Can you return, verbatim and without the pictures, the lines of data starting at the line that contains "localize each UI" and ending at the line that contains "tool-button[interactable] xyxy=(414,32,436,53)"?
-------- Input records
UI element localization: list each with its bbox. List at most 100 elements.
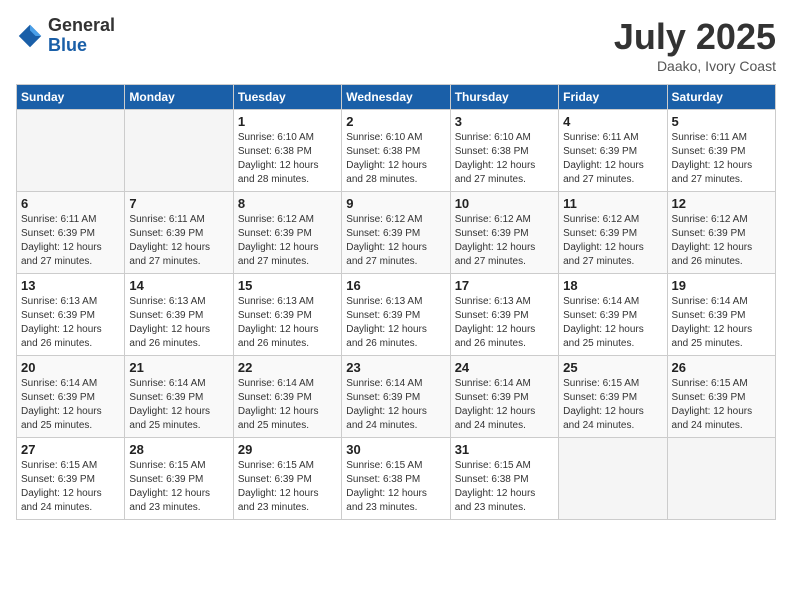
----------------
-------- Input records
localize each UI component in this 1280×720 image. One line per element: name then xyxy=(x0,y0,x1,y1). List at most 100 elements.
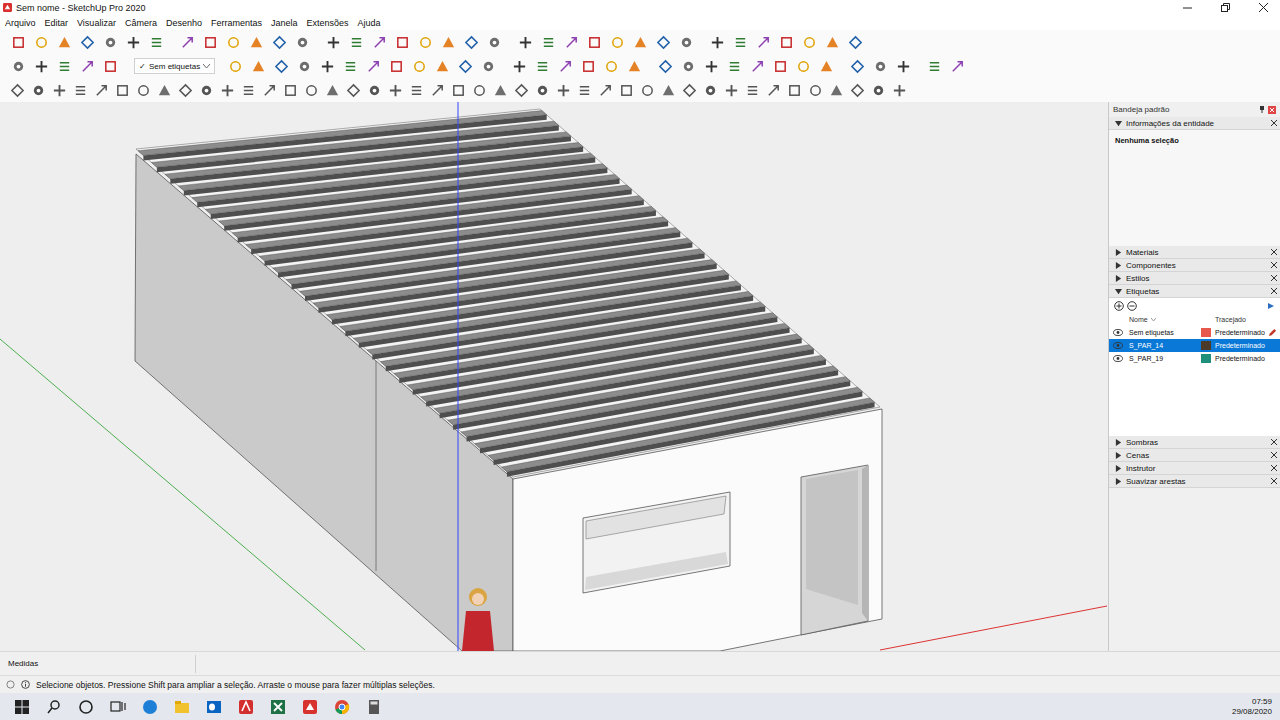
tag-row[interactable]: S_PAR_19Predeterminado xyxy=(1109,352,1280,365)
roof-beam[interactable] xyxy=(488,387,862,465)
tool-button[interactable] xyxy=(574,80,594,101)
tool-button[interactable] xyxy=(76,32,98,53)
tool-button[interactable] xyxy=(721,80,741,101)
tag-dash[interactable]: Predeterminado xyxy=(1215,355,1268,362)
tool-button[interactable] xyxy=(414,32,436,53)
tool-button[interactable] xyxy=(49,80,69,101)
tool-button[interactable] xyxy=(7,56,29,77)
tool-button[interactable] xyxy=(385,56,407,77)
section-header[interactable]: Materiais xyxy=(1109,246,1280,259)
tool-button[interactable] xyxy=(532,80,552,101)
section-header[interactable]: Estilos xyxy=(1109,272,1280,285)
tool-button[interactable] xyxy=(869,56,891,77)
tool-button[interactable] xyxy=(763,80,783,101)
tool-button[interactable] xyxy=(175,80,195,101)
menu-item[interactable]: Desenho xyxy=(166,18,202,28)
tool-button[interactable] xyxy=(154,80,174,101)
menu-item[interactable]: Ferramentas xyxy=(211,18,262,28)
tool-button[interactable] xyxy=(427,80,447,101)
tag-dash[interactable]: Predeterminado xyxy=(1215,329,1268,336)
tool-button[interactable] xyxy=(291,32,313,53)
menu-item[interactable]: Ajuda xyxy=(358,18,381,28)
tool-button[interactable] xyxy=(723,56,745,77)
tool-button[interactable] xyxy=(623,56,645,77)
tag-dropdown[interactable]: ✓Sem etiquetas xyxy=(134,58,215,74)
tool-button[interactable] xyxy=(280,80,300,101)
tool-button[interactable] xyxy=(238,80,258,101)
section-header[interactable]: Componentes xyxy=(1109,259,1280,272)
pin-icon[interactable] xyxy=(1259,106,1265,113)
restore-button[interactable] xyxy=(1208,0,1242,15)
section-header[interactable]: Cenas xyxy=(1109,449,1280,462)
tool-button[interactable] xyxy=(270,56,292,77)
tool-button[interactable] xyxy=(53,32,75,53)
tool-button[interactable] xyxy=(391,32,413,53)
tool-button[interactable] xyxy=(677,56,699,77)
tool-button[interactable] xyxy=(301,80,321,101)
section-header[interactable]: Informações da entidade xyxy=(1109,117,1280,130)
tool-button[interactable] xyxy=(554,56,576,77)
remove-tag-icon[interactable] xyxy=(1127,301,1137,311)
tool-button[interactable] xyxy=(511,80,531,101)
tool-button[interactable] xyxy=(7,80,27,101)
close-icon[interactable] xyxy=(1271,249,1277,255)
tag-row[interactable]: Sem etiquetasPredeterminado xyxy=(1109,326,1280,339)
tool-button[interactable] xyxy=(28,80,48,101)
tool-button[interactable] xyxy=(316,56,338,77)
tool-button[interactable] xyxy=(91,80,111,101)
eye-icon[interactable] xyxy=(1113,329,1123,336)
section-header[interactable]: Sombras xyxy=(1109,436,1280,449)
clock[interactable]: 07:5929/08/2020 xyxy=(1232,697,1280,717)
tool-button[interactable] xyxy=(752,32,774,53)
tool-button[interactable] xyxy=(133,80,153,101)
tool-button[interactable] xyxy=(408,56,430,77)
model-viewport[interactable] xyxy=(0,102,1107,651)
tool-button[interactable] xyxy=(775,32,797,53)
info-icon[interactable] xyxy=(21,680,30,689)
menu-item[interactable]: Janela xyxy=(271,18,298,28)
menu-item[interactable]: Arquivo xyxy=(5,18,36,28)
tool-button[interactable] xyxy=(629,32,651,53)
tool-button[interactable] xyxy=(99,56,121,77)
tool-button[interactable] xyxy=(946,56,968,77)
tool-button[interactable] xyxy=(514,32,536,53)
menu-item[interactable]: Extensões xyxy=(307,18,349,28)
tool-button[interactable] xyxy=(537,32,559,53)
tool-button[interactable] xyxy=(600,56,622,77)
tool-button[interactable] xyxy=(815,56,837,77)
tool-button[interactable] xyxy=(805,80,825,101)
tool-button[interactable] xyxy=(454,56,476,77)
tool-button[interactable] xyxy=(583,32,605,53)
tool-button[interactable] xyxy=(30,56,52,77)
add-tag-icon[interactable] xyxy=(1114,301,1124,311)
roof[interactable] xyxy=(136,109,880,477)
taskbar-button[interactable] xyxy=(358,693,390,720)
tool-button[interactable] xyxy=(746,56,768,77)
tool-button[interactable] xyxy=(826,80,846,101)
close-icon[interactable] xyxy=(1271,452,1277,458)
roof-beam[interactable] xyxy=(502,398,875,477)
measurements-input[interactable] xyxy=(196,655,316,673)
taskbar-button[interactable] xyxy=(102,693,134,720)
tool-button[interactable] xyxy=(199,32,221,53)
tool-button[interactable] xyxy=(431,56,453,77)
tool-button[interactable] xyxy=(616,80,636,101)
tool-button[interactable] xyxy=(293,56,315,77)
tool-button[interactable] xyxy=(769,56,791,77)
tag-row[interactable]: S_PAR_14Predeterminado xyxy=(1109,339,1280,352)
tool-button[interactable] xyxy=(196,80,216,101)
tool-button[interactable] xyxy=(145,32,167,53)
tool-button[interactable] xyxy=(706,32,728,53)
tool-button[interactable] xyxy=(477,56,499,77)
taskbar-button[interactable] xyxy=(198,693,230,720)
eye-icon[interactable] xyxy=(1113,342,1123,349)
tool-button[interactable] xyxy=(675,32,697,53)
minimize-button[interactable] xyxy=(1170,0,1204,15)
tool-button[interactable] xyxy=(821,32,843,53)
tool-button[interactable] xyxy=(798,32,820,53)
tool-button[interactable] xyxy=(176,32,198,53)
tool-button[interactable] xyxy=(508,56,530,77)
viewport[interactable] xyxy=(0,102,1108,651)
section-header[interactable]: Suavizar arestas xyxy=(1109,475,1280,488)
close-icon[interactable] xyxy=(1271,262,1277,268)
----------------
*Problem solution:*
localize each UI component in this 1280×720 image. One line per element: name then xyxy=(x0,y0,x1,y1). List at most 100 elements.
tag-row[interactable]: S_PAR_19Predeterminado xyxy=(1109,352,1280,365)
roof-beam[interactable] xyxy=(488,387,862,465)
tool-button[interactable] xyxy=(574,80,594,101)
tool-button[interactable] xyxy=(76,32,98,53)
tool-button[interactable] xyxy=(721,80,741,101)
tag-dash[interactable]: Predeterminado xyxy=(1215,355,1268,362)
tool-button[interactable] xyxy=(414,32,436,53)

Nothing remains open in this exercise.